> Task statement
Assemble all lines in which the string "участником" appears.

***

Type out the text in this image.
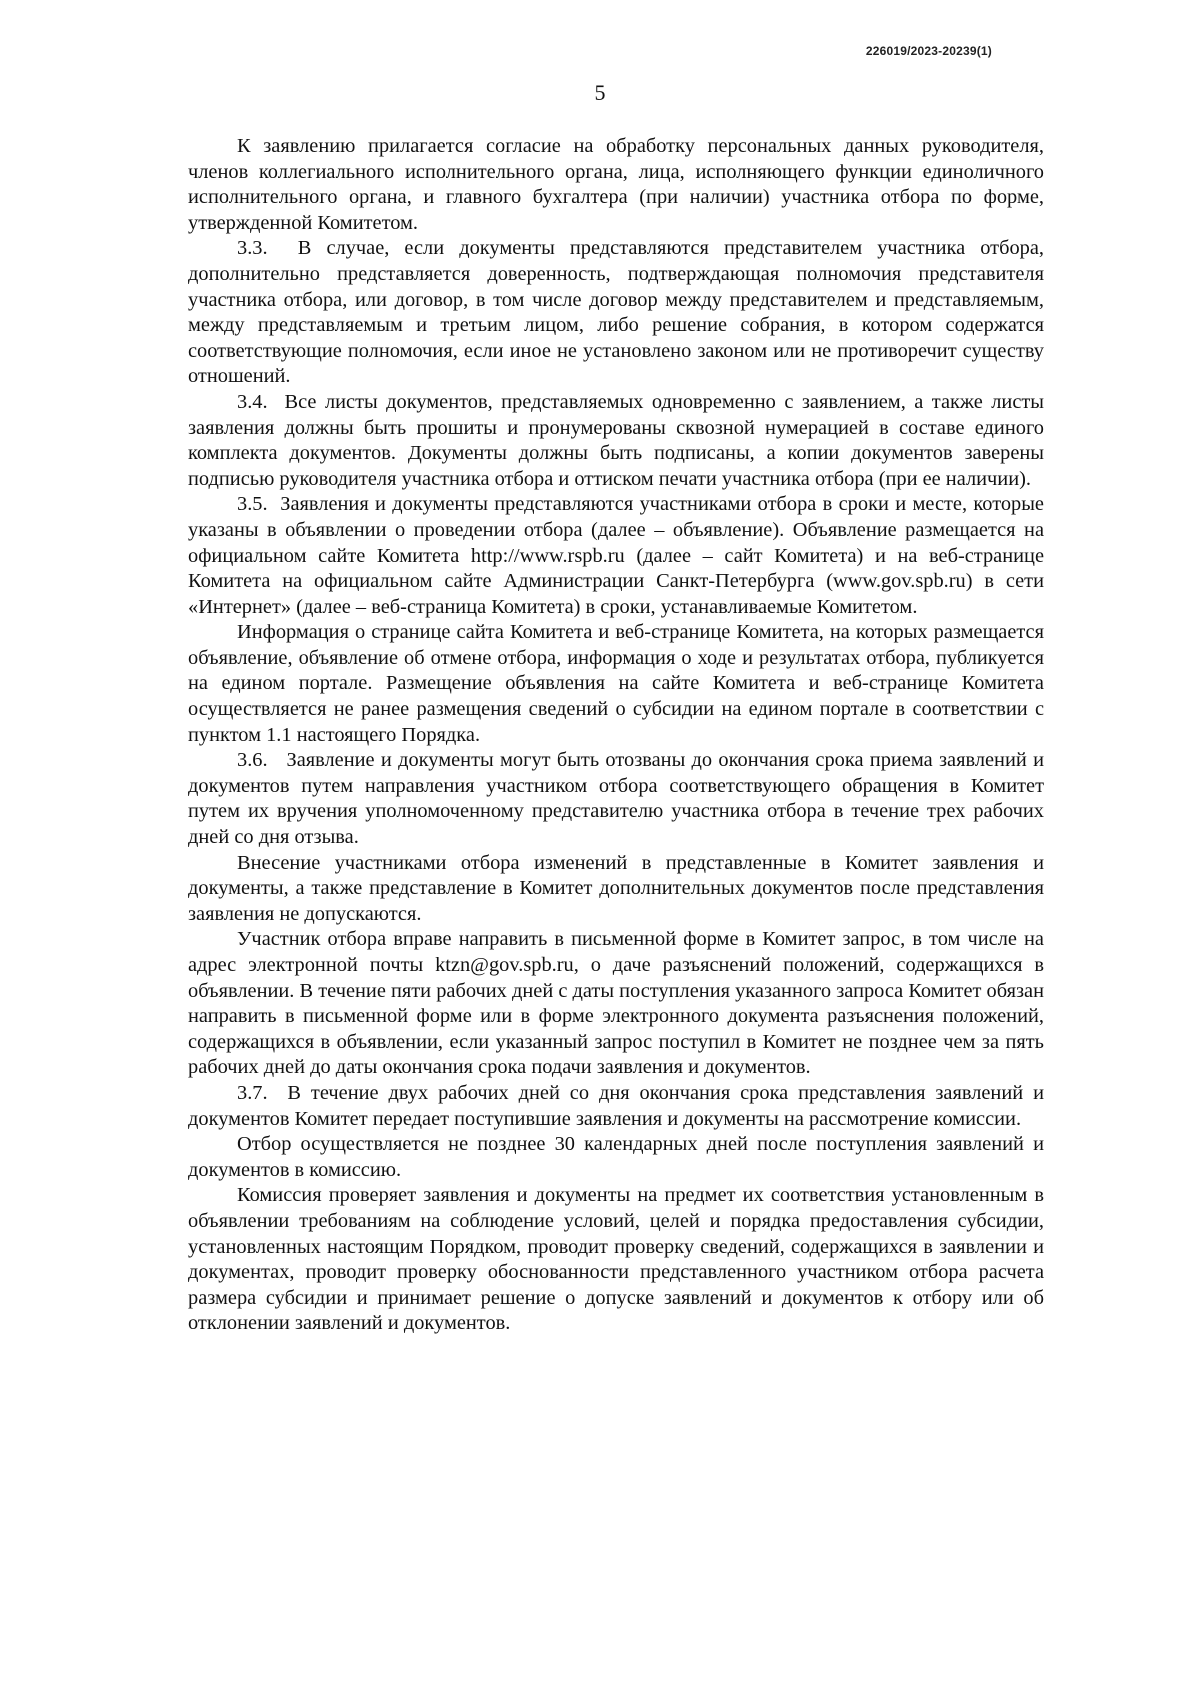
226019/2023-20239(1)
5

К заявлению прилагается согласие на обработку персональных данных руководителя, членов коллегиального исполнительного органа, лица, исполняющего функции единоличного исполнительного органа, и главного бухгалтера (при наличии) участника отбора по форме, утвержденной Комитетом.

3.3. В случае, если документы представляются представителем участника отбора, дополнительно представляется доверенность, подтверждающая полномочия представителя участника отбора, или договор, в том числе договор между представителем и представляемым, между представляемым и третьим лицом, либо решение собрания, в котором содержатся соответствующие полномочия, если иное не установлено законом или не противоречит существу отношений.

3.4. Все листы документов, представляемых одновременно с заявлением, а также листы заявления должны быть прошиты и пронумерованы сквозной нумерацией в составе единого комплекта документов. Документы должны быть подписаны, а копии документов заверены подписью руководителя участника отбора и оттиском печати участника отбора (при ее наличии).

3.5. Заявления и документы представляются участниками отбора в сроки и месте, которые указаны в объявлении о проведении отбора (далее – объявление). Объявление размещается на официальном сайте Комитета http://www.rspb.ru (далее – сайт Комитета) и на веб-странице Комитета на официальном сайте Администрации Санкт-Петербурга (www.gov.spb.ru) в сети «Интернет» (далее – веб-страница Комитета) в сроки, устанавливаемые Комитетом.

Информация о странице сайта Комитета и веб-странице Комитета, на которых размещается объявление, объявление об отмене отбора, информация о ходе и результатах отбора, публикуется на едином портале. Размещение объявления на сайте Комитета и веб-странице Комитета осуществляется не ранее размещения сведений о субсидии на едином портале в соответствии с пунктом 1.1 настоящего Порядка.

3.6. Заявление и документы могут быть отозваны до окончания срока приема заявлений и документов путем направления участником отбора соответствующего обращения в Комитет путем их вручения уполномоченному представителю участника отбора в течение трех рабочих дней со дня отзыва.

Внесение участниками отбора изменений в представленные в Комитет заявления и документы, а также представление в Комитет дополнительных документов после представления заявления не допускаются.

Участник отбора вправе направить в письменной форме в Комитет запрос, в том числе на адрес электронной почты ktzn@gov.spb.ru, о даче разъяснений положений, содержащихся в объявлении. В течение пяти рабочих дней с даты поступления указанного запроса Комитет обязан направить в письменной форме или в форме электронного документа разъяснения положений, содержащихся в объявлении, если указанный запрос поступил в Комитет не позднее чем за пять рабочих дней до даты окончания срока подачи заявления и документов.

3.7. В течение двух рабочих дней со дня окончания срока представления заявлений и документов Комитет передает поступившие заявления и документы на рассмотрение комиссии.

Отбор осуществляется не позднее 30 календарных дней после поступления заявлений и документов в комиссию.

Комиссия проверяет заявления и документы на предмет их соответствия установленным в объявлении требованиям на соблюдение условий, целей и порядка предоставления субсидии, установленных настоящим Порядком, проводит проверку сведений, содержащихся в заявлении и документах, проводит проверку обоснованности представленного участником отбора расчета размера субсидии и принимает решение о допуске заявлений и документов к отбору или об отклонении заявлений и документов.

***

> Solution
3.6. Заявление и документы могут быть отозваны до окончания срока приема заявлений и документов путем направления участником отбора соответствующего обращения в Комитет путем их вручения уполномоченному представителю участника отбора в течение трех рабочих дней со дня отзыва.
Комиссия проверяет заявления и документы на предмет их соответствия установленным в объявлении требованиям на соблюдение условий, целей и порядка предоставления субсидии, установленных настоящим Порядком, проводит проверку сведений, содержащихся в заявлении и документах, проводит проверку обоснованности представленного участником отбора расчета размера субсидии и принимает решение о допуске заявлений и документов к отбору или об отклонении заявлений и документов.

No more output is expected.